--- Set task ---
Repeat the listing in full. Nothing may be added or left out.

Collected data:
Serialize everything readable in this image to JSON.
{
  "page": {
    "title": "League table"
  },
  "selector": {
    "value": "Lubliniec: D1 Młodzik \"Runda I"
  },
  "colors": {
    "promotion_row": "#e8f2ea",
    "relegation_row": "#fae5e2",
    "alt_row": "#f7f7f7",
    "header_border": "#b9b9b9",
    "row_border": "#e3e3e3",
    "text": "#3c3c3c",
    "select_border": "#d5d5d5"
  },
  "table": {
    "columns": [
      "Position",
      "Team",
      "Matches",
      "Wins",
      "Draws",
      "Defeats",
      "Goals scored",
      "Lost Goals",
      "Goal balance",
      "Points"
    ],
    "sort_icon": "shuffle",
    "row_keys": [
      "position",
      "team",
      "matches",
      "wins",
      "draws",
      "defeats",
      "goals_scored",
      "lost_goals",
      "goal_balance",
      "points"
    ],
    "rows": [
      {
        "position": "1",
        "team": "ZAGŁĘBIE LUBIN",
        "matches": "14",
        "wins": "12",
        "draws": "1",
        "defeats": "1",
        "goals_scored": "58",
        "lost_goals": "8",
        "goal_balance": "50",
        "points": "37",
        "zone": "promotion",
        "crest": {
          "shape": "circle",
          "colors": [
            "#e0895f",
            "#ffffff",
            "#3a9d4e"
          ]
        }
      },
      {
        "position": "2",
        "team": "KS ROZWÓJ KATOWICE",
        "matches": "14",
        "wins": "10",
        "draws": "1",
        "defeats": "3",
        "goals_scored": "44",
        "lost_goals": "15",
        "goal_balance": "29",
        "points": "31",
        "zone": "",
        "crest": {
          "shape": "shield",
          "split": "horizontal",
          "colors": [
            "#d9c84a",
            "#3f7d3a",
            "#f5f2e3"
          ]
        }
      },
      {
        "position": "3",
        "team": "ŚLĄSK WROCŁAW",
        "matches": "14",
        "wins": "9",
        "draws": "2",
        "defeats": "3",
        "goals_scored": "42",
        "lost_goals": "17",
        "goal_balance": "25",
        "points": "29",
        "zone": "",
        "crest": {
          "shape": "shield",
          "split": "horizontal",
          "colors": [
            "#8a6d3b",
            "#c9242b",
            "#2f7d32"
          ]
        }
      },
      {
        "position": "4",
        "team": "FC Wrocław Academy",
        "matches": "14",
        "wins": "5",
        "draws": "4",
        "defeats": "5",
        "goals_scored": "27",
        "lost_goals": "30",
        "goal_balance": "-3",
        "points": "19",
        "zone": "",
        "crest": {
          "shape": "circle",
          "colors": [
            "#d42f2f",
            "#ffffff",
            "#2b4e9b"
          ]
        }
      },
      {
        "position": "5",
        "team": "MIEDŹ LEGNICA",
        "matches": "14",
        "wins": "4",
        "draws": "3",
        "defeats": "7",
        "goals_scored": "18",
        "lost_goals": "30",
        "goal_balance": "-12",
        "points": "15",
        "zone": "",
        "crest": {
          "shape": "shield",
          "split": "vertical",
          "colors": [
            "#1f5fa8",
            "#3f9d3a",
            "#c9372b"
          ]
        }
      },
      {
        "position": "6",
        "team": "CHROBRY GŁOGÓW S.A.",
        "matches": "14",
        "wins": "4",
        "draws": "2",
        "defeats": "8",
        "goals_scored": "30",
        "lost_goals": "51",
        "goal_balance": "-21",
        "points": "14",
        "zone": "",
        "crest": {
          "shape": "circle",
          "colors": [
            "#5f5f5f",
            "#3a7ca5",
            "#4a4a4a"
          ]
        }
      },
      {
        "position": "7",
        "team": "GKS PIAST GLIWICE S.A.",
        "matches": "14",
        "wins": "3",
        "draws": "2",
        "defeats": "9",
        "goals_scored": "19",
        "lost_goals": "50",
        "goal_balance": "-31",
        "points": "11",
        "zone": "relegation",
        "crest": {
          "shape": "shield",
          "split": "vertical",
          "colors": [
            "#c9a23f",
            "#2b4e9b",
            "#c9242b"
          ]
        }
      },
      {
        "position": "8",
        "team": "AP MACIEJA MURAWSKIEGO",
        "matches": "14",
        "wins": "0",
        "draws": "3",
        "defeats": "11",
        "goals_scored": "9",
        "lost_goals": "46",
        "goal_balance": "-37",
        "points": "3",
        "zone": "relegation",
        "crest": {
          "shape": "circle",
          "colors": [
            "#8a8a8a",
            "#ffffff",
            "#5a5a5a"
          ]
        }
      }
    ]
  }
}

--- Expected answer ---
Serialize everything readable in this image to JSON.
{
  "page": {
    "title": "League table"
  },
  "selector": {
    "value": "Lubliniec: D1 Młodzik \"Runda I"
  },
  "colors": {
    "promotion_row": "#e8f2ea",
    "relegation_row": "#fae5e2",
    "alt_row": "#f7f7f7",
    "header_border": "#b9b9b9",
    "row_border": "#e3e3e3",
    "text": "#3c3c3c",
    "select_border": "#d5d5d5"
  },
  "table": {
    "columns": [
      "Position",
      "Team",
      "Matches",
      "Wins",
      "Draws",
      "Defeats",
      "Goals scored",
      "Lost Goals",
      "Goal balance",
      "Points"
    ],
    "sort_icon": "shuffle",
    "row_keys": [
      "position",
      "team",
      "matches",
      "wins",
      "draws",
      "defeats",
      "goals_scored",
      "lost_goals",
      "goal_balance",
      "points"
    ],
    "rows": [
      {
        "position": "1",
        "team": "ZAGŁĘBIE LUBIN",
        "matches": "14",
        "wins": "12",
        "draws": "1",
        "defeats": "1",
        "goals_scored": "58",
        "lost_goals": "8",
        "goal_balance": "50",
        "points": "37",
        "zone": "promotion",
        "crest": {
          "shape": "circle",
          "colors": [
            "#e0895f",
            "#ffffff",
            "#3a9d4e"
          ]
        }
      },
      {
        "position": "2",
        "team": "KS ROZWÓJ KATOWICE",
        "matches": "14",
        "wins": "10",
        "draws": "1",
        "defeats": "3",
        "goals_scored": "44",
        "lost_goals": "15",
        "goal_balance": "29",
        "points": "31",
        "zone": "",
        "crest": {
          "shape": "shield",
          "split": "horizontal",
          "colors": [
            "#d9c84a",
            "#3f7d3a",
            "#f5f2e3"
          ]
        }
      },
      {
        "position": "3",
        "team": "ŚLĄSK WROCŁAW",
        "matches": "14",
        "wins": "9",
        "draws": "2",
        "defeats": "3",
        "goals_scored": "42",
        "lost_goals": "17",
        "goal_balance": "25",
        "points": "29",
        "zone": "",
        "crest": {
          "shape": "shield",
          "split": "horizontal",
          "colors": [
            "#8a6d3b",
            "#c9242b",
            "#2f7d32"
          ]
        }
      },
      {
        "position": "4",
        "team": "FC Wrocław Academy",
        "matches": "14",
        "wins": "5",
        "draws": "4",
        "defeats": "5",
        "goals_scored": "27",
        "lost_goals": "30",
        "goal_balance": "-3",
        "points": "19",
        "zone": "",
        "crest": {
          "shape": "circle",
          "colors": [
            "#d42f2f",
            "#ffffff",
            "#2b4e9b"
          ]
        }
      },
      {
        "position": "5",
        "team": "MIEDŹ LEGNICA",
        "matches": "14",
        "wins": "4",
        "draws": "3",
        "defeats": "7",
        "goals_scored": "18",
        "lost_goals": "30",
        "goal_balance": "-12",
        "points": "15",
        "zone": "",
        "crest": {
          "shape": "shield",
          "split": "vertical",
          "colors": [
            "#1f5fa8",
            "#3f9d3a",
            "#c9372b"
          ]
        }
      },
      {
        "position": "6",
        "team": "CHROBRY GŁOGÓW S.A.",
        "matches": "14",
        "wins": "4",
        "draws": "2",
        "defeats": "8",
        "goals_scored": "30",
        "lost_goals": "51",
        "goal_balance": "-21",
        "points": "14",
        "zone": "",
        "crest": {
          "shape": "circle",
          "colors": [
            "#5f5f5f",
            "#3a7ca5",
            "#4a4a4a"
          ]
        }
      },
      {
        "position": "7",
        "team": "GKS PIAST GLIWICE S.A.",
        "matches": "14",
        "wins": "3",
        "draws": "2",
        "defeats": "9",
        "goals_scored": "19",
        "lost_goals": "50",
        "goal_balance": "-31",
        "points": "11",
        "zone": "relegation",
        "crest": {
          "shape": "shield",
          "split": "vertical",
          "colors": [
            "#c9a23f",
            "#2b4e9b",
            "#c9242b"
          ]
        }
      },
      {
        "position": "8",
        "team": "AP MACIEJA MURAWSKIEGO",
        "matches": "14",
        "wins": "0",
        "draws": "3",
        "defeats": "11",
        "goals_scored": "9",
        "lost_goals": "46",
        "goal_balance": "-37",
        "points": "3",
        "zone": "relegation",
        "crest": {
          "shape": "circle",
          "colors": [
            "#8a8a8a",
            "#ffffff",
            "#5a5a5a"
          ]
        }
      }
    ]
  }
}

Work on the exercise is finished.